## WRITTEN INSTRUCTION
Write out each record again exactly as it stands.

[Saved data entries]
::::
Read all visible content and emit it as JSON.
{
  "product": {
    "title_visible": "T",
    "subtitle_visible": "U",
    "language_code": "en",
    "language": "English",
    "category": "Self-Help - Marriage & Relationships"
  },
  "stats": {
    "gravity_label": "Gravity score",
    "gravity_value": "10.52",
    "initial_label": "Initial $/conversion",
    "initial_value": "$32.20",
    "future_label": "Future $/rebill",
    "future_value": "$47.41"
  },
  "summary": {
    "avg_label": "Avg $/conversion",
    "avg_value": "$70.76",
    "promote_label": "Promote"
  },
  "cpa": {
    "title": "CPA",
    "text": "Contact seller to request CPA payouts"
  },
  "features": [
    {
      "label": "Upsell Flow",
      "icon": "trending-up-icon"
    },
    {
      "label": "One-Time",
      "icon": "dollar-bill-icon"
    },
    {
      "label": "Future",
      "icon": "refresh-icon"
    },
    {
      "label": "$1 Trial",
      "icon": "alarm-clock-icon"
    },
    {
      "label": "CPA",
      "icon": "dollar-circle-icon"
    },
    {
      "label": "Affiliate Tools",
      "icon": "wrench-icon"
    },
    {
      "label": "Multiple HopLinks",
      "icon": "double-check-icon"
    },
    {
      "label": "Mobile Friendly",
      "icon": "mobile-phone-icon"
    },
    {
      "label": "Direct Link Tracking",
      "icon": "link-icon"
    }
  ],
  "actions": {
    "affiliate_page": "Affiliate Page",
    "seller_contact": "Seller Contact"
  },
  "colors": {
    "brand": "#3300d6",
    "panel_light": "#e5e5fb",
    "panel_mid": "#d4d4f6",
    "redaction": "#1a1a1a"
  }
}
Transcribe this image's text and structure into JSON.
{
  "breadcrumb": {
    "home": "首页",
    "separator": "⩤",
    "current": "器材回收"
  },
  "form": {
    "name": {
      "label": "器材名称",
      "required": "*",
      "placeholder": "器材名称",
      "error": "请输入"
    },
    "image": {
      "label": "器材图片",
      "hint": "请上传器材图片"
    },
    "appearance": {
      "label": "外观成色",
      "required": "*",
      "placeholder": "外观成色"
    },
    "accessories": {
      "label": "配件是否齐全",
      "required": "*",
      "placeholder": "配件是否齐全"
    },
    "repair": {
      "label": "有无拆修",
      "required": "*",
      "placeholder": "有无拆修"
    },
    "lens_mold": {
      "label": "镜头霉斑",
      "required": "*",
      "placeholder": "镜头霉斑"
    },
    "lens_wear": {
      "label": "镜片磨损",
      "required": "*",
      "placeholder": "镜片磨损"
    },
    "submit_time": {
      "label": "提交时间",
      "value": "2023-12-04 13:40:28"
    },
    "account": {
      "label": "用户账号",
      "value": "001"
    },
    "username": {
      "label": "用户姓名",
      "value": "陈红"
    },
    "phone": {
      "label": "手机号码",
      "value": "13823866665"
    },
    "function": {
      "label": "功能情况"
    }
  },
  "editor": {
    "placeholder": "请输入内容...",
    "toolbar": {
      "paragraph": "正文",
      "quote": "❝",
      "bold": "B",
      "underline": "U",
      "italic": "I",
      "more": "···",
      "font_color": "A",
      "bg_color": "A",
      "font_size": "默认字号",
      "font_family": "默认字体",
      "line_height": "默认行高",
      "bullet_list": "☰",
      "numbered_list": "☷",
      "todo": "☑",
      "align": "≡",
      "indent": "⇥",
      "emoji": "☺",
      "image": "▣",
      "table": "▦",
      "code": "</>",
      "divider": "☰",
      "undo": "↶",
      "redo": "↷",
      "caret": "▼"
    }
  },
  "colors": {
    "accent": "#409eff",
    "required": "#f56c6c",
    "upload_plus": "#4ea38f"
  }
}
::::
## SOLUTION FOR THIS TASK
Read all visible content and emit it as JSON.
{
  "product": {
    "title_visible": "T",
    "subtitle_visible": "U",
    "language_code": "en",
    "language": "English",
    "category": "Self-Help - Marriage & Relationships"
  },
  "stats": {
    "gravity_label": "Gravity score",
    "gravity_value": "10.52",
    "initial_label": "Initial $/conversion",
    "initial_value": "$32.20",
    "future_label": "Future $/rebill",
    "future_value": "$47.41"
  },
  "summary": {
    "avg_label": "Avg $/conversion",
    "avg_value": "$70.76",
    "promote_label": "Promote"
  },
  "cpa": {
    "title": "CPA",
    "text": "Contact seller to request CPA payouts"
  },
  "features": [
    {
      "label": "Upsell Flow",
      "icon": "trending-up-icon"
    },
    {
      "label": "One-Time",
      "icon": "dollar-bill-icon"
    },
    {
      "label": "Future",
      "icon": "refresh-icon"
    },
    {
      "label": "$1 Trial",
      "icon": "alarm-clock-icon"
    },
    {
      "label": "CPA",
      "icon": "dollar-circle-icon"
    },
    {
      "label": "Affiliate Tools",
      "icon": "wrench-icon"
    },
    {
      "label": "Multiple HopLinks",
      "icon": "double-check-icon"
    },
    {
      "label": "Mobile Friendly",
      "icon": "mobile-phone-icon"
    },
    {
      "label": "Direct Link Tracking",
      "icon": "link-icon"
    }
  ],
  "actions": {
    "affiliate_page": "Affiliate Page",
    "seller_contact": "Seller Contact"
  },
  "colors": {
    "brand": "#3300d6",
    "panel_light": "#e5e5fb",
    "panel_mid": "#d4d4f6",
    "redaction": "#1a1a1a"
  }
}
Transcribe this image's text and structure into JSON.
{
  "breadcrumb": {
    "home": "首页",
    "separator": "⩤",
    "current": "器材回收"
  },
  "form": {
    "name": {
      "label": "器材名称",
      "required": "*",
      "placeholder": "器材名称",
      "error": "请输入"
    },
    "image": {
      "label": "器材图片",
      "hint": "请上传器材图片"
    },
    "appearance": {
      "label": "外观成色",
      "required": "*",
      "placeholder": "外观成色"
    },
    "accessories": {
      "label": "配件是否齐全",
      "required": "*",
      "placeholder": "配件是否齐全"
    },
    "repair": {
      "label": "有无拆修",
      "required": "*",
      "placeholder": "有无拆修"
    },
    "lens_mold": {
      "label": "镜头霉斑",
      "required": "*",
      "placeholder": "镜头霉斑"
    },
    "lens_wear": {
      "label": "镜片磨损",
      "required": "*",
      "placeholder": "镜片磨损"
    },
    "submit_time": {
      "label": "提交时间",
      "value": "2023-12-04 13:40:28"
    },
    "account": {
      "label": "用户账号",
      "value": "001"
    },
    "username": {
      "label": "用户姓名",
      "value": "陈红"
    },
    "phone": {
      "label": "手机号码",
      "value": "13823866665"
    },
    "function": {
      "label": "功能情况"
    }
  },
  "editor": {
    "placeholder": "请输入内容...",
    "toolbar": {
      "paragraph": "正文",
      "quote": "❝",
      "bold": "B",
      "underline": "U",
      "italic": "I",
      "more": "···",
      "font_color": "A",
      "bg_color": "A",
      "font_size": "默认字号",
      "font_family": "默认字体",
      "line_height": "默认行高",
      "bullet_list": "☰",
      "numbered_list": "☷",
      "todo": "☑",
      "align": "≡",
      "indent": "⇥",
      "emoji": "☺",
      "image": "▣",
      "table": "▦",
      "code": "</>",
      "divider": "☰",
      "undo": "↶",
      "redo": "↷",
      "caret": "▼"
    }
  },
  "colors": {
    "accent": "#409eff",
    "required": "#f56c6c",
    "upload_plus": "#4ea38f"
  }
}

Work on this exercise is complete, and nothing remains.